- [やること 1] カスミサンショウウオ調査の観察日記によると、カスミサンショウウオの高地型は後ろ足の指が何本のことが多いですか。
- [やること 2] カスミサンショウウオ調査の観察日記を、「その24 春の生きもの観察日記(カスミサンショウウオ調査)-2」から「高地型と呼ばれるタイプです。」まで、最後の部分も含めて書き写してください。
- [やること 3] カスミサンショウウオ調査の観察日記を、最後の文のあとから書き継いでください。

- [文章の抜粋]
↓↓↓
その24 春の生きもの観察日記(カスミサンショウウオ調査)-2
さくちゃんの生きもの便り(その24)
春の生きもの観察日記(カスミサンショウウオ調査)-2


ムカシトンボ
 

 ヨシが生い茂る湿地を移動中に偶然、枯れたヨシの茎にとまっているムカシトンボも見付けました。
 このトンボは、日本特産種で北海道から九州まで分布しているのですが、生息地はかなり限定されていて目にすることの少ないトンボです。インドのヒマラヤ地方に分布するヒマラヤムカシトンボとともにムカシトンボ亜目というグループを形成しています。形態は不均翅トンボ類のサナエトンボに似ていますが、羽根(翅脈)はイトトンボ等の均翅トンボ類の特徴を持っている特異なトンボです。春から初夏にかけて年1回発生しますが、成虫になるまでに5年〜8年ぐらいかかるトンボです。

 もう少し標高の高い場所で、やっとカスミサンショウウオの幼生を見付けました。この場所から県境までの湿地には、ほぼ全ての場所で幼生が見つかりました。
 県境付近では標高が高いせいか卵嚢も見つかりました。卵嚢を最初に見付けたのはMさんです。まだ卵嚢があると言うことは、繁殖地に成体が残っていてもおかしくありません。そうなると成体も見付けたくなります。やっとの思いで僕とNさんが成体を見付けました。カスミサンショウウオの高地型と呼ばれるタイプです。
 カスミサンショウウオの高地型は中国山地の標高が高い地域と鳥取県の大山にしか分布していない、珍しいタイプのカスミサンショウウオです。体の模様の違いと後ろ足の指が4本しかないことが多いため(低地型は5本)区別できます。
↑↑↑
- [抜き出したデータ]
↓↓↓
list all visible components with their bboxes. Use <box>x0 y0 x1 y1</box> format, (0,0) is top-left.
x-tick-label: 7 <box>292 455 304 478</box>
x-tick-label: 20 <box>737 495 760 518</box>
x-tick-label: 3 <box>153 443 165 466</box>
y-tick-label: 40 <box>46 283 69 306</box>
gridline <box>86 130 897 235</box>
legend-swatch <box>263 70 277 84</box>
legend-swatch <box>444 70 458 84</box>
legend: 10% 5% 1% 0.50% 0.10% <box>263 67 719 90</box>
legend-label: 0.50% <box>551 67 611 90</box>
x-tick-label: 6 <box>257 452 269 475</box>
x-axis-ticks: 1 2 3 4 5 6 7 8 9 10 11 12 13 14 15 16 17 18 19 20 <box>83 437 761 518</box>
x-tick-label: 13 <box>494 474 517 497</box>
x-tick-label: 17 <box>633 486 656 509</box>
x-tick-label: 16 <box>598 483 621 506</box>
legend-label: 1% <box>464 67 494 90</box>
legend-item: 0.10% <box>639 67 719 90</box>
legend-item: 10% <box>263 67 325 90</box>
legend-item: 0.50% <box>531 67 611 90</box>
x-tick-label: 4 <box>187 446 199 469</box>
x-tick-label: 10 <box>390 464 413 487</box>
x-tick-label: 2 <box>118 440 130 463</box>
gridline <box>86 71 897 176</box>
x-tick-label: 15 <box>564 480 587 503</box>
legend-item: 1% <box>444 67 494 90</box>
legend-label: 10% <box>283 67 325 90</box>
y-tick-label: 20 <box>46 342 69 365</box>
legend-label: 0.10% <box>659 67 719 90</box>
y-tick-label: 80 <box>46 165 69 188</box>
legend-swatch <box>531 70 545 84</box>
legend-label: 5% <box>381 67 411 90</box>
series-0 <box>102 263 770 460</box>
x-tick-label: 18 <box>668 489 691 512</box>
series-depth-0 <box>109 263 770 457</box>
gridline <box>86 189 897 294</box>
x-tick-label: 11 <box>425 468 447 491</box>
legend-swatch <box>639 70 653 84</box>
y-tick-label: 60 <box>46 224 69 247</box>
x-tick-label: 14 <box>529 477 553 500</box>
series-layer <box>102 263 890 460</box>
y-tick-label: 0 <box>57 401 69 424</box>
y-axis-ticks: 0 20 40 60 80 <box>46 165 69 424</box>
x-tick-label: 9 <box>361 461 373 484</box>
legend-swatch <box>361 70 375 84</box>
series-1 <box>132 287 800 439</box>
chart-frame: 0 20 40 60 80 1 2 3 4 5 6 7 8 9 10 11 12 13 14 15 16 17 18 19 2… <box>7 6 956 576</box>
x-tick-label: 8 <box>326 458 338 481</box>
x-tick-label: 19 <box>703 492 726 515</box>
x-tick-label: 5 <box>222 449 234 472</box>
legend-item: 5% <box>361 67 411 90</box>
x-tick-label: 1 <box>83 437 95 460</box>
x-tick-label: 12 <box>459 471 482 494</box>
↑↑↑
- [練習の答え 1] 4本です。

- [練習の答え 2]
その24 春の生きもの観察日記(カスミサンショウウオ調査)-2
さくちゃんの生きもの便り(その24)
春の生きもの観察日記(カスミサンショウウオ調査)-2


ムカシトンボ
 

 ヨシが生い茂る湿地を移動中に偶然、枯れたヨシの茎にとまっているムカシトンボも見付けました。
 このトンボは、日本特産種で北海道から九州まで分布しているのですが、生息地はかなり限定されていて目にすることの少ないトンボです。インドのヒマラヤ地方に分布するヒマラヤムカシトンボとともにムカシトンボ亜目というグループを形成しています。形態は不均翅トンボ類のサナエトンボに似ていますが、羽根(翅脈)はイトトンボ等の均翅トンボ類の特徴を持っている特異なトンボです。春から初夏にかけて年1回発生しますが、成虫になるまでに5年〜8年ぐらいかかるトンボです。

 もう少し標高の高い場所で、やっとカスミサンショウウオの幼生を見付けました。この場所から県境までの湿地には、ほぼ全ての場所で幼生が見つかりました。
 県境付近では標高が高いせいか卵嚢も見つかりました。卵嚢を最初に見付けたのはMさんです。まだ卵嚢があると言うことは、繁殖地に成体が残っていてもおかしくありません。そうなると成体も見付けたくなります。やっとの思いで僕とNさんが成体を見付けました。カスミサンショウウオの高地型と呼ばれるタイプです。

- [練習の答え 3]
カスミサンショウウオ(高地型)の
孵化間近の卵嚢
 

カスミサンショウウオ(高地型)の成体
 

 予定地での調査を終えて帰り支度をしていると、Nさんがモリアオガエルを捕まえてきました。そのカエルの写真撮影をしていると今度はMさんがモリアオガエルが沢山鳴いていると耳を澄ましています。鳴いている場所はNさんがカスミサンショウウオの成体を見付けた場所の近くのようです。

モリアオガエルが
繁殖に集まる池
無紋タイプのモリアオガエル
の成体(広島産)

 改めて近くの湿地を探してみると、草や低木の根元や湿地に張り出した高木の枝先に沢山の卵塊が産み付けられていました。
 モリアオガエルは樹上性のカエルで水面に張り出した木の枝に白い泡状の卵塊を産み付けるので、マスコミに登場することも多い中型で綺麗なカエルです。体色は黄緑色が一般的なのですが赤褐色の斑紋がある個体もいます。
 写真撮影をして全ての調査を終了しました。
 今回の調査でカスミサンショウウオ調査3連敗を免れることができました。


樹上に産み付けられた卵塊
孵化した後の卵塊
モリアオガエルのオタマジャクシ
上陸直後の幼体
赤褐色の斑紋が少し出た
成体(東京産)
赤褐色の斑紋が多く出た
綺麗な成体(愛知産)

 MさんやNさんに感謝しつつ今回の生きもの便りはこれでおしまいです。
 次回は、7月上旬に行ったバリ島の話しをしたいと思っています。